**WORK REQUIRED**
Copy out each line of the material below with no changes.

**PROVIDED DATA**
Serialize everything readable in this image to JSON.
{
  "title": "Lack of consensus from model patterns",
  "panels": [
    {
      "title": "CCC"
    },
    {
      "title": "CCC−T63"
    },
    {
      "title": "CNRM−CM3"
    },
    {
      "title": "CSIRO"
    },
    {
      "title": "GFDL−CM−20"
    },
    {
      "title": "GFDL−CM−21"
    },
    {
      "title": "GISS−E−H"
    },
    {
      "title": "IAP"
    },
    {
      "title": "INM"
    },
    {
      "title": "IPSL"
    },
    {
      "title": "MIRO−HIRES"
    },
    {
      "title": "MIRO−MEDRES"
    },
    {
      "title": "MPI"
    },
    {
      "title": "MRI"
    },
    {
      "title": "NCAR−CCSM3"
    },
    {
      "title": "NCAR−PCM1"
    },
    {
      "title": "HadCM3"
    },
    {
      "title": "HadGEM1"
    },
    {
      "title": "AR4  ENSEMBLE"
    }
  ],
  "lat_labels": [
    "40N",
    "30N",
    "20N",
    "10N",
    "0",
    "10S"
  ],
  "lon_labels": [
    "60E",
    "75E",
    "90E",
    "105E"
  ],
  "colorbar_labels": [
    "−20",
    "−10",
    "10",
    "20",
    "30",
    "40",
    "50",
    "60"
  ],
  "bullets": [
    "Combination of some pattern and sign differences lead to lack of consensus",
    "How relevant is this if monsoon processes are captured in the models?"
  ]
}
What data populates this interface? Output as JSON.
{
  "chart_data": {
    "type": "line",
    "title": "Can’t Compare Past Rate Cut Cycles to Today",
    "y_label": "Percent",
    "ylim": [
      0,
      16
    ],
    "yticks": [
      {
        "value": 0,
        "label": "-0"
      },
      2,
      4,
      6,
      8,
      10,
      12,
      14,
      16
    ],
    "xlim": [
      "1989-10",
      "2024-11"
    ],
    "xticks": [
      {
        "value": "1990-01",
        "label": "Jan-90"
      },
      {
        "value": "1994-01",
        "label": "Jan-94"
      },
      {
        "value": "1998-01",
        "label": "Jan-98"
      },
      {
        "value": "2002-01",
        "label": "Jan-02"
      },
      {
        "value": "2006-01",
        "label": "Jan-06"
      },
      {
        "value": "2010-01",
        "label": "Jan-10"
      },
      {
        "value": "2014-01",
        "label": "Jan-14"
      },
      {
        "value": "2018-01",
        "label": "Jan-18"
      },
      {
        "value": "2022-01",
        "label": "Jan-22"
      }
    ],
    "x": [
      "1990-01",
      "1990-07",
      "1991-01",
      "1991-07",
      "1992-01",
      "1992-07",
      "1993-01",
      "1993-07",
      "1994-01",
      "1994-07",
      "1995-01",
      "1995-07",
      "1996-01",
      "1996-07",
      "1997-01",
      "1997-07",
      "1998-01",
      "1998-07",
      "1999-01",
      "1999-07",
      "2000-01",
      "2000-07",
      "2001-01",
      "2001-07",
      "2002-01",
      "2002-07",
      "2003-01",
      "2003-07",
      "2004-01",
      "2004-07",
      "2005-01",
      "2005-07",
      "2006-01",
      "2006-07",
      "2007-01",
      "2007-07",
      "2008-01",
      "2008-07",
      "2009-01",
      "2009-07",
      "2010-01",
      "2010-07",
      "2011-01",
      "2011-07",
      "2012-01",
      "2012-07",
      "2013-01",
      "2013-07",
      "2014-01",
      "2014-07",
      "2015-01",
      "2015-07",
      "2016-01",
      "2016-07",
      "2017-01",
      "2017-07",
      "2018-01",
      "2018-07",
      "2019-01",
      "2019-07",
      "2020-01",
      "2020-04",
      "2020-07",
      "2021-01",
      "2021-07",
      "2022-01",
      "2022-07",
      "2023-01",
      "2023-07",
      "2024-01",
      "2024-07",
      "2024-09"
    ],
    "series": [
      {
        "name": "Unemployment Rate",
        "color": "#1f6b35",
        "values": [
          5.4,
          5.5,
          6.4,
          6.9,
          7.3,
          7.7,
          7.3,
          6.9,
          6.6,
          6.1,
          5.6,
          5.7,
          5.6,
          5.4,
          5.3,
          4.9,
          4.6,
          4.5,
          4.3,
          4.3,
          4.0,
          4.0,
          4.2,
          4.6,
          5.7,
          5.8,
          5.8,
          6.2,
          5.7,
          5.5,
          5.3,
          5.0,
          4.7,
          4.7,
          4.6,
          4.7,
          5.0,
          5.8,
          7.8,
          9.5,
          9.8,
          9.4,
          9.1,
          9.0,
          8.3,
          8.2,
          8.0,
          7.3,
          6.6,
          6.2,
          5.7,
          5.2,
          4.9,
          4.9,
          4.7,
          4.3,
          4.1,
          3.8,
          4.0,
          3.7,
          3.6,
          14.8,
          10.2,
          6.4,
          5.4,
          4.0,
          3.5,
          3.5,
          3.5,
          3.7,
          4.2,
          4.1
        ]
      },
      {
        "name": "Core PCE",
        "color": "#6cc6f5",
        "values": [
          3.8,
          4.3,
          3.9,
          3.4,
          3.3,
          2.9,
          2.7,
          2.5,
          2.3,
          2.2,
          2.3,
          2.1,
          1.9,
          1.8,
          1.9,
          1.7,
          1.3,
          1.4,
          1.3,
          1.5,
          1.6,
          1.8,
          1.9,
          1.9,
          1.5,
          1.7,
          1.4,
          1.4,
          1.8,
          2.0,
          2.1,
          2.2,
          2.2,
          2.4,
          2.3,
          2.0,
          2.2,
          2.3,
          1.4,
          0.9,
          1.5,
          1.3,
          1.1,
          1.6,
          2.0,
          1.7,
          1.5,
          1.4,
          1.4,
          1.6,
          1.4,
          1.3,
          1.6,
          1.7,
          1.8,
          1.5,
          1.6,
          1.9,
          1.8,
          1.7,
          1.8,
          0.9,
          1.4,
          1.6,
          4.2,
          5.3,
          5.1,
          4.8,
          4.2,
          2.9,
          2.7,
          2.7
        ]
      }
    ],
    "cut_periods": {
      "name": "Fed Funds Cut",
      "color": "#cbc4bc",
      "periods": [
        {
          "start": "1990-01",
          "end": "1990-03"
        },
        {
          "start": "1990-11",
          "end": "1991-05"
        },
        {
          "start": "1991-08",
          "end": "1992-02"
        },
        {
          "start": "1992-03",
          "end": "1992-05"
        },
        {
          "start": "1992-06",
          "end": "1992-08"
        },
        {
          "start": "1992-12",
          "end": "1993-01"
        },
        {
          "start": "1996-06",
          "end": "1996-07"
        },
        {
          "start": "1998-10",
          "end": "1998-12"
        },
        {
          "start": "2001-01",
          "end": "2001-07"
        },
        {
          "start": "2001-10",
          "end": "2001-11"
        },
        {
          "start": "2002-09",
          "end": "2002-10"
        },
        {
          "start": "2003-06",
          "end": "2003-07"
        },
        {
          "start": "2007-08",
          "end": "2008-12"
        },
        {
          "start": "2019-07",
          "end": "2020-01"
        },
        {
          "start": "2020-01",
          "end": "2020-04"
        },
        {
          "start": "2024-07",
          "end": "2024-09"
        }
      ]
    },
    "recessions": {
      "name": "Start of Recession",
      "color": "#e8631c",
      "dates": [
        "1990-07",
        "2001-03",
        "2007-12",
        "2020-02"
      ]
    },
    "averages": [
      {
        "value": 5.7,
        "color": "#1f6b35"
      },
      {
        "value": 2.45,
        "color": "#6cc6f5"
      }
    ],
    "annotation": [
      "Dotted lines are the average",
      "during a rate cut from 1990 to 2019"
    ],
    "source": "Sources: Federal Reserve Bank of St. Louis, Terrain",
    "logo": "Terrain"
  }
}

**RESPONSE FOR THIS EXERCISE**
Serialize everything readable in this image to JSON.
{
  "title": "Lack of consensus from model patterns",
  "panels": [
    {
      "title": "CCC"
    },
    {
      "title": "CCC−T63"
    },
    {
      "title": "CNRM−CM3"
    },
    {
      "title": "CSIRO"
    },
    {
      "title": "GFDL−CM−20"
    },
    {
      "title": "GFDL−CM−21"
    },
    {
      "title": "GISS−E−H"
    },
    {
      "title": "IAP"
    },
    {
      "title": "INM"
    },
    {
      "title": "IPSL"
    },
    {
      "title": "MIRO−HIRES"
    },
    {
      "title": "MIRO−MEDRES"
    },
    {
      "title": "MPI"
    },
    {
      "title": "MRI"
    },
    {
      "title": "NCAR−CCSM3"
    },
    {
      "title": "NCAR−PCM1"
    },
    {
      "title": "HadCM3"
    },
    {
      "title": "HadGEM1"
    },
    {
      "title": "AR4  ENSEMBLE"
    }
  ],
  "lat_labels": [
    "40N",
    "30N",
    "20N",
    "10N",
    "0",
    "10S"
  ],
  "lon_labels": [
    "60E",
    "75E",
    "90E",
    "105E"
  ],
  "colorbar_labels": [
    "−20",
    "−10",
    "10",
    "20",
    "30",
    "40",
    "50",
    "60"
  ],
  "bullets": [
    "Combination of some pattern and sign differences lead to lack of consensus",
    "How relevant is this if monsoon processes are captured in the models?"
  ]
}
What data populates this interface? Output as JSON.
{
  "chart_data": {
    "type": "line",
    "title": "Can’t Compare Past Rate Cut Cycles to Today",
    "y_label": "Percent",
    "ylim": [
      0,
      16
    ],
    "yticks": [
      {
        "value": 0,
        "label": "-0"
      },
      2,
      4,
      6,
      8,
      10,
      12,
      14,
      16
    ],
    "xlim": [
      "1989-10",
      "2024-11"
    ],
    "xticks": [
      {
        "value": "1990-01",
        "label": "Jan-90"
      },
      {
        "value": "1994-01",
        "label": "Jan-94"
      },
      {
        "value": "1998-01",
        "label": "Jan-98"
      },
      {
        "value": "2002-01",
        "label": "Jan-02"
      },
      {
        "value": "2006-01",
        "label": "Jan-06"
      },
      {
        "value": "2010-01",
        "label": "Jan-10"
      },
      {
        "value": "2014-01",
        "label": "Jan-14"
      },
      {
        "value": "2018-01",
        "label": "Jan-18"
      },
      {
        "value": "2022-01",
        "label": "Jan-22"
      }
    ],
    "x": [
      "1990-01",
      "1990-07",
      "1991-01",
      "1991-07",
      "1992-01",
      "1992-07",
      "1993-01",
      "1993-07",
      "1994-01",
      "1994-07",
      "1995-01",
      "1995-07",
      "1996-01",
      "1996-07",
      "1997-01",
      "1997-07",
      "1998-01",
      "1998-07",
      "1999-01",
      "1999-07",
      "2000-01",
      "2000-07",
      "2001-01",
      "2001-07",
      "2002-01",
      "2002-07",
      "2003-01",
      "2003-07",
      "2004-01",
      "2004-07",
      "2005-01",
      "2005-07",
      "2006-01",
      "2006-07",
      "2007-01",
      "2007-07",
      "2008-01",
      "2008-07",
      "2009-01",
      "2009-07",
      "2010-01",
      "2010-07",
      "2011-01",
      "2011-07",
      "2012-01",
      "2012-07",
      "2013-01",
      "2013-07",
      "2014-01",
      "2014-07",
      "2015-01",
      "2015-07",
      "2016-01",
      "2016-07",
      "2017-01",
      "2017-07",
      "2018-01",
      "2018-07",
      "2019-01",
      "2019-07",
      "2020-01",
      "2020-04",
      "2020-07",
      "2021-01",
      "2021-07",
      "2022-01",
      "2022-07",
      "2023-01",
      "2023-07",
      "2024-01",
      "2024-07",
      "2024-09"
    ],
    "series": [
      {
        "name": "Unemployment Rate",
        "color": "#1f6b35",
        "values": [
          5.4,
          5.5,
          6.4,
          6.9,
          7.3,
          7.7,
          7.3,
          6.9,
          6.6,
          6.1,
          5.6,
          5.7,
          5.6,
          5.4,
          5.3,
          4.9,
          4.6,
          4.5,
          4.3,
          4.3,
          4.0,
          4.0,
          4.2,
          4.6,
          5.7,
          5.8,
          5.8,
          6.2,
          5.7,
          5.5,
          5.3,
          5.0,
          4.7,
          4.7,
          4.6,
          4.7,
          5.0,
          5.8,
          7.8,
          9.5,
          9.8,
          9.4,
          9.1,
          9.0,
          8.3,
          8.2,
          8.0,
          7.3,
          6.6,
          6.2,
          5.7,
          5.2,
          4.9,
          4.9,
          4.7,
          4.3,
          4.1,
          3.8,
          4.0,
          3.7,
          3.6,
          14.8,
          10.2,
          6.4,
          5.4,
          4.0,
          3.5,
          3.5,
          3.5,
          3.7,
          4.2,
          4.1
        ]
      },
      {
        "name": "Core PCE",
        "color": "#6cc6f5",
        "values": [
          3.8,
          4.3,
          3.9,
          3.4,
          3.3,
          2.9,
          2.7,
          2.5,
          2.3,
          2.2,
          2.3,
          2.1,
          1.9,
          1.8,
          1.9,
          1.7,
          1.3,
          1.4,
          1.3,
          1.5,
          1.6,
          1.8,
          1.9,
          1.9,
          1.5,
          1.7,
          1.4,
          1.4,
          1.8,
          2.0,
          2.1,
          2.2,
          2.2,
          2.4,
          2.3,
          2.0,
          2.2,
          2.3,
          1.4,
          0.9,
          1.5,
          1.3,
          1.1,
          1.6,
          2.0,
          1.7,
          1.5,
          1.4,
          1.4,
          1.6,
          1.4,
          1.3,
          1.6,
          1.7,
          1.8,
          1.5,
          1.6,
          1.9,
          1.8,
          1.7,
          1.8,
          0.9,
          1.4,
          1.6,
          4.2,
          5.3,
          5.1,
          4.8,
          4.2,
          2.9,
          2.7,
          2.7
        ]
      }
    ],
    "cut_periods": {
      "name": "Fed Funds Cut",
      "color": "#cbc4bc",
      "periods": [
        {
          "start": "1990-01",
          "end": "1990-03"
        },
        {
          "start": "1990-11",
          "end": "1991-05"
        },
        {
          "start": "1991-08",
          "end": "1992-02"
        },
        {
          "start": "1992-03",
          "end": "1992-05"
        },
        {
          "start": "1992-06",
          "end": "1992-08"
        },
        {
          "start": "1992-12",
          "end": "1993-01"
        },
        {
          "start": "1996-06",
          "end": "1996-07"
        },
        {
          "start": "1998-10",
          "end": "1998-12"
        },
        {
          "start": "2001-01",
          "end": "2001-07"
        },
        {
          "start": "2001-10",
          "end": "2001-11"
        },
        {
          "start": "2002-09",
          "end": "2002-10"
        },
        {
          "start": "2003-06",
          "end": "2003-07"
        },
        {
          "start": "2007-08",
          "end": "2008-12"
        },
        {
          "start": "2019-07",
          "end": "2020-01"
        },
        {
          "start": "2020-01",
          "end": "2020-04"
        },
        {
          "start": "2024-07",
          "end": "2024-09"
        }
      ]
    },
    "recessions": {
      "name": "Start of Recession",
      "color": "#e8631c",
      "dates": [
        "1990-07",
        "2001-03",
        "2007-12",
        "2020-02"
      ]
    },
    "averages": [
      {
        "value": 5.7,
        "color": "#1f6b35"
      },
      {
        "value": 2.45,
        "color": "#6cc6f5"
      }
    ],
    "annotation": [
      "Dotted lines are the average",
      "during a rate cut from 1990 to 2019"
    ],
    "source": "Sources: Federal Reserve Bank of St. Louis, Terrain",
    "logo": "Terrain"
  }
}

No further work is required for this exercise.